> Given request
An exact copy of every record is needed.

A block of data:
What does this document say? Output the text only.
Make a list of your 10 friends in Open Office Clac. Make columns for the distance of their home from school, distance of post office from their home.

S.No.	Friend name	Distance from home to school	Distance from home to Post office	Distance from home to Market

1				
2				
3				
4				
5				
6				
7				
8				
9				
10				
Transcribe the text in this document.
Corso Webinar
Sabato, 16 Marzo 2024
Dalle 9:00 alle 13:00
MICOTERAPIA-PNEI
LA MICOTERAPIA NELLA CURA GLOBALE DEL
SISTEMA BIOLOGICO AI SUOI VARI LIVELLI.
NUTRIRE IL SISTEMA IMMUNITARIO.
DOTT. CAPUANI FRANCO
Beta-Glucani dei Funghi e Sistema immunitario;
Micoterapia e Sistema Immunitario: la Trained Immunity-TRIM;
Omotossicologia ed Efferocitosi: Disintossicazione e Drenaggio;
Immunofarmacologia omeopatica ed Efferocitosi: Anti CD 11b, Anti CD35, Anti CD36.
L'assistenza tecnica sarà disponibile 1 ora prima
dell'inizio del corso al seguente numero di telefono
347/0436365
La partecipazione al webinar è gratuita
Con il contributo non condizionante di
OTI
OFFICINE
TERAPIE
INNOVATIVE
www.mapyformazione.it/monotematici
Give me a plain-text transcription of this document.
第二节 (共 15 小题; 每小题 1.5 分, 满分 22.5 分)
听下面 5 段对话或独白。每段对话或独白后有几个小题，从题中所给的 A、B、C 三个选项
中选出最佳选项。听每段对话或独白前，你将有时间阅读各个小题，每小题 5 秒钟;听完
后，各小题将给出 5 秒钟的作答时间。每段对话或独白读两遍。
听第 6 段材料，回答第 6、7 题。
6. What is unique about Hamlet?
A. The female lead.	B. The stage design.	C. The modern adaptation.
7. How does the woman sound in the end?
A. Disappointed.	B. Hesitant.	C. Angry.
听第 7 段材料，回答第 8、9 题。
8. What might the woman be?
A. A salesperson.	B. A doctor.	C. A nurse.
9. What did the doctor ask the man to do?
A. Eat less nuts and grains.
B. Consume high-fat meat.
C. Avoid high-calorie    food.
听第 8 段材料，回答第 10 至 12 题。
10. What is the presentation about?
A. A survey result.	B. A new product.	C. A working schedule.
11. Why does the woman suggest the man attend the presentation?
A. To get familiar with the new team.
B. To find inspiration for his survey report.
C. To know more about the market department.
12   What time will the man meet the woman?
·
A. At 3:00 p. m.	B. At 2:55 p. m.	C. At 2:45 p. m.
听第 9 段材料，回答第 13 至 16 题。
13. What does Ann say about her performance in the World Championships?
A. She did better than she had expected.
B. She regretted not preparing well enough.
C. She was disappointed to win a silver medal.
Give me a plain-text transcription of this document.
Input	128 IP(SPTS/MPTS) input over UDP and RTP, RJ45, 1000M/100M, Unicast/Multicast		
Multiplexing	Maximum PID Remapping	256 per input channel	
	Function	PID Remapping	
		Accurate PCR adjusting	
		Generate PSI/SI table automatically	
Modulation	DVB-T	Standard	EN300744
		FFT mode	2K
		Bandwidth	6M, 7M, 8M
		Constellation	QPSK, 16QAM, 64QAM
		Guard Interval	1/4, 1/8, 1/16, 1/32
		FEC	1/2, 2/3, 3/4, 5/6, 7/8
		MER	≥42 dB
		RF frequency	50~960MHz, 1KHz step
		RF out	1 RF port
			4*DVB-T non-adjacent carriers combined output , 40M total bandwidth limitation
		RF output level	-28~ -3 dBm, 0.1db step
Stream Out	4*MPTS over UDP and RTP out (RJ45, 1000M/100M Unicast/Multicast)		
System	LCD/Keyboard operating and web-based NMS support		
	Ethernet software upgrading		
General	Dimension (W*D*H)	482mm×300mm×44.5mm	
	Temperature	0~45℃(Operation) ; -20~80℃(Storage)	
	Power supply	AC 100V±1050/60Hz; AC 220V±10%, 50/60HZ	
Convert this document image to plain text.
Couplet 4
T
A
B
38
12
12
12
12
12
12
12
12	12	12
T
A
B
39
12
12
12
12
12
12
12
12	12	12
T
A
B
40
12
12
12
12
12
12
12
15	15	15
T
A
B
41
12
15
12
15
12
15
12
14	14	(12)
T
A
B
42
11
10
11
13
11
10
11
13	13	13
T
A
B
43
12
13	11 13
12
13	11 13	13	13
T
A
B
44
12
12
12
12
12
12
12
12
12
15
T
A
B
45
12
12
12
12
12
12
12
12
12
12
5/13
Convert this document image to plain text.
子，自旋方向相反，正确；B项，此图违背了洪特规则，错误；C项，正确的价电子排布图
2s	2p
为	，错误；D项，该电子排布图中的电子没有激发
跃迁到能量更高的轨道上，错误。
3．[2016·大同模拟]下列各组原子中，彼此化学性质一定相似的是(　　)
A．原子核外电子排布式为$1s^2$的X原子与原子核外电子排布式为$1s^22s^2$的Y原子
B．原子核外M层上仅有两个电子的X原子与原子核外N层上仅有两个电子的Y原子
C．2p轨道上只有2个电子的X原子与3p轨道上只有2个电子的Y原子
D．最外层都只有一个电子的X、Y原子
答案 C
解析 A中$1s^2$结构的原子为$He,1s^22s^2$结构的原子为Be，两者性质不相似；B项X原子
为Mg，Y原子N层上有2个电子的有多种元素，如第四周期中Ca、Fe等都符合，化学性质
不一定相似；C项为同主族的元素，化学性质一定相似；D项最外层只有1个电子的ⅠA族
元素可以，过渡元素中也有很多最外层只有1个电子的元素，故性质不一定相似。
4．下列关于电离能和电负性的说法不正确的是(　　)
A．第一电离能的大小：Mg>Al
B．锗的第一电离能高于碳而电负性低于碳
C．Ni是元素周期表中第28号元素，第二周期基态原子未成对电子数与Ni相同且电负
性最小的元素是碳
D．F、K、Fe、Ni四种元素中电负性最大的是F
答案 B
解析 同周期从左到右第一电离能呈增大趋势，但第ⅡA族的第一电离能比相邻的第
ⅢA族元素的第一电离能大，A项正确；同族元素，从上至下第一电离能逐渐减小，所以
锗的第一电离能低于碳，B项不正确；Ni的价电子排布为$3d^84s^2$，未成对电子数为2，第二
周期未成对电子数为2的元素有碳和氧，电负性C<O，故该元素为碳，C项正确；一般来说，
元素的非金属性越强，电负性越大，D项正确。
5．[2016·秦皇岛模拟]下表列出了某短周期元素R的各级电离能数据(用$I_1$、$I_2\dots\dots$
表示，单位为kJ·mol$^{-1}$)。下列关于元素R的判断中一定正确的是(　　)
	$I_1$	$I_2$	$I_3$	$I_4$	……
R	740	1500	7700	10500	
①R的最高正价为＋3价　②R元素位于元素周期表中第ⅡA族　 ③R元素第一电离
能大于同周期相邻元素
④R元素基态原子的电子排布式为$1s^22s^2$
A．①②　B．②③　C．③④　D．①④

> Solution for this exercise
What does this document say? Output the text only.
Make a list of your 10 friends in Open Office Clac. Make columns for the distance of their home from school, distance of post office from their home.

S.No.	Friend name	Distance from home to school	Distance from home to Post office	Distance from home to Market

1				
2				
3				
4				
5				
6				
7				
8				
9				
10				
Transcribe the text in this document.
Corso Webinar
Sabato, 16 Marzo 2024
Dalle 9:00 alle 13:00
MICOTERAPIA-PNEI
LA MICOTERAPIA NELLA CURA GLOBALE DEL
SISTEMA BIOLOGICO AI SUOI VARI LIVELLI.
NUTRIRE IL SISTEMA IMMUNITARIO.
DOTT. CAPUANI FRANCO
Beta-Glucani dei Funghi e Sistema immunitario;
Micoterapia e Sistema Immunitario: la Trained Immunity-TRIM;
Omotossicologia ed Efferocitosi: Disintossicazione e Drenaggio;
Immunofarmacologia omeopatica ed Efferocitosi: Anti CD 11b, Anti CD35, Anti CD36.
L'assistenza tecnica sarà disponibile 1 ora prima
dell'inizio del corso al seguente numero di telefono
347/0436365
La partecipazione al webinar è gratuita
Con il contributo non condizionante di
OTI
OFFICINE
TERAPIE
INNOVATIVE
www.mapyformazione.it/monotematici
Give me a plain-text transcription of this document.
第二节 (共 15 小题; 每小题 1.5 分, 满分 22.5 分)
听下面 5 段对话或独白。每段对话或独白后有几个小题，从题中所给的 A、B、C 三个选项
中选出最佳选项。听每段对话或独白前，你将有时间阅读各个小题，每小题 5 秒钟;听完
后，各小题将给出 5 秒钟的作答时间。每段对话或独白读两遍。
听第 6 段材料，回答第 6、7 题。
6. What is unique about Hamlet?
A. The female lead.	B. The stage design.	C. The modern adaptation.
7. How does the woman sound in the end?
A. Disappointed.	B. Hesitant.	C. Angry.
听第 7 段材料，回答第 8、9 题。
8. What might the woman be?
A. A salesperson.	B. A doctor.	C. A nurse.
9. What did the doctor ask the man to do?
A. Eat less nuts and grains.
B. Consume high-fat meat.
C. Avoid high-calorie    food.
听第 8 段材料，回答第 10 至 12 题。
10. What is the presentation about?
A. A survey result.	B. A new product.	C. A working schedule.
11. Why does the woman suggest the man attend the presentation?
A. To get familiar with the new team.
B. To find inspiration for his survey report.
C. To know more about the market department.
12   What time will the man meet the woman?
·
A. At 3:00 p. m.	B. At 2:55 p. m.	C. At 2:45 p. m.
听第 9 段材料，回答第 13 至 16 题。
13. What does Ann say about her performance in the World Championships?
A. She did better than she had expected.
B. She regretted not preparing well enough.
C. She was disappointed to win a silver medal.
Give me a plain-text transcription of this document.
Input	128 IP(SPTS/MPTS) input over UDP and RTP, RJ45, 1000M/100M, Unicast/Multicast		
Multiplexing	Maximum PID Remapping	256 per input channel	
	Function	PID Remapping	
		Accurate PCR adjusting	
		Generate PSI/SI table automatically	
Modulation	DVB-T	Standard	EN300744
		FFT mode	2K
		Bandwidth	6M, 7M, 8M
		Constellation	QPSK, 16QAM, 64QAM
		Guard Interval	1/4, 1/8, 1/16, 1/32
		FEC	1/2, 2/3, 3/4, 5/6, 7/8
		MER	≥42 dB
		RF frequency	50~960MHz, 1KHz step
		RF out	1 RF port
			4*DVB-T non-adjacent carriers combined output , 40M total bandwidth limitation
		RF output level	-28~ -3 dBm, 0.1db step
Stream Out	4*MPTS over UDP and RTP out (RJ45, 1000M/100M Unicast/Multicast)		
System	LCD/Keyboard operating and web-based NMS support		
	Ethernet software upgrading		
General	Dimension (W*D*H)	482mm×300mm×44.5mm	
	Temperature	0~45℃(Operation) ; -20~80℃(Storage)	
	Power supply	AC 100V±1050/60Hz; AC 220V±10%, 50/60HZ	
Convert this document image to plain text.
Couplet 4
T
A
B
38
12
12
12
12
12
12
12
12	12	12
T
A
B
39
12
12
12
12
12
12
12
12	12	12
T
A
B
40
12
12
12
12
12
12
12
15	15	15
T
A
B
41
12
15
12
15
12
15
12
14	14	(12)
T
A
B
42
11
10
11
13
11
10
11
13	13	13
T
A
B
43
12
13	11 13
12
13	11 13	13	13
T
A
B
44
12
12
12
12
12
12
12
12
12
15
T
A
B
45
12
12
12
12
12
12
12
12
12
12
5/13
Convert this document image to plain text.
子，自旋方向相反，正确；B项，此图违背了洪特规则，错误；C项，正确的价电子排布图
2s	2p
为	，错误；D项，该电子排布图中的电子没有激发
跃迁到能量更高的轨道上，错误。
3．[2016·大同模拟]下列各组原子中，彼此化学性质一定相似的是(　　)
A．原子核外电子排布式为$1s^2$的X原子与原子核外电子排布式为$1s^22s^2$的Y原子
B．原子核外M层上仅有两个电子的X原子与原子核外N层上仅有两个电子的Y原子
C．2p轨道上只有2个电子的X原子与3p轨道上只有2个电子的Y原子
D．最外层都只有一个电子的X、Y原子
答案 C
解析 A中$1s^2$结构的原子为$He,1s^22s^2$结构的原子为Be，两者性质不相似；B项X原子
为Mg，Y原子N层上有2个电子的有多种元素，如第四周期中Ca、Fe等都符合，化学性质
不一定相似；C项为同主族的元素，化学性质一定相似；D项最外层只有1个电子的ⅠA族
元素可以，过渡元素中也有很多最外层只有1个电子的元素，故性质不一定相似。
4．下列关于电离能和电负性的说法不正确的是(　　)
A．第一电离能的大小：Mg>Al
B．锗的第一电离能高于碳而电负性低于碳
C．Ni是元素周期表中第28号元素，第二周期基态原子未成对电子数与Ni相同且电负
性最小的元素是碳
D．F、K、Fe、Ni四种元素中电负性最大的是F
答案 B
解析 同周期从左到右第一电离能呈增大趋势，但第ⅡA族的第一电离能比相邻的第
ⅢA族元素的第一电离能大，A项正确；同族元素，从上至下第一电离能逐渐减小，所以
锗的第一电离能低于碳，B项不正确；Ni的价电子排布为$3d^84s^2$，未成对电子数为2，第二
周期未成对电子数为2的元素有碳和氧，电负性C<O，故该元素为碳，C项正确；一般来说，
元素的非金属性越强，电负性越大，D项正确。
5．[2016·秦皇岛模拟]下表列出了某短周期元素R的各级电离能数据(用$I_1$、$I_2\dots\dots$
表示，单位为kJ·mol$^{-1}$)。下列关于元素R的判断中一定正确的是(　　)
	$I_1$	$I_2$	$I_3$	$I_4$	……
R	740	1500	7700	10500	
①R的最高正价为＋3价　②R元素位于元素周期表中第ⅡA族　 ③R元素第一电离
能大于同周期相邻元素
④R元素基态原子的电子排布式为$1s^22s^2$
A．①②　B．②③　C．③④　D．①④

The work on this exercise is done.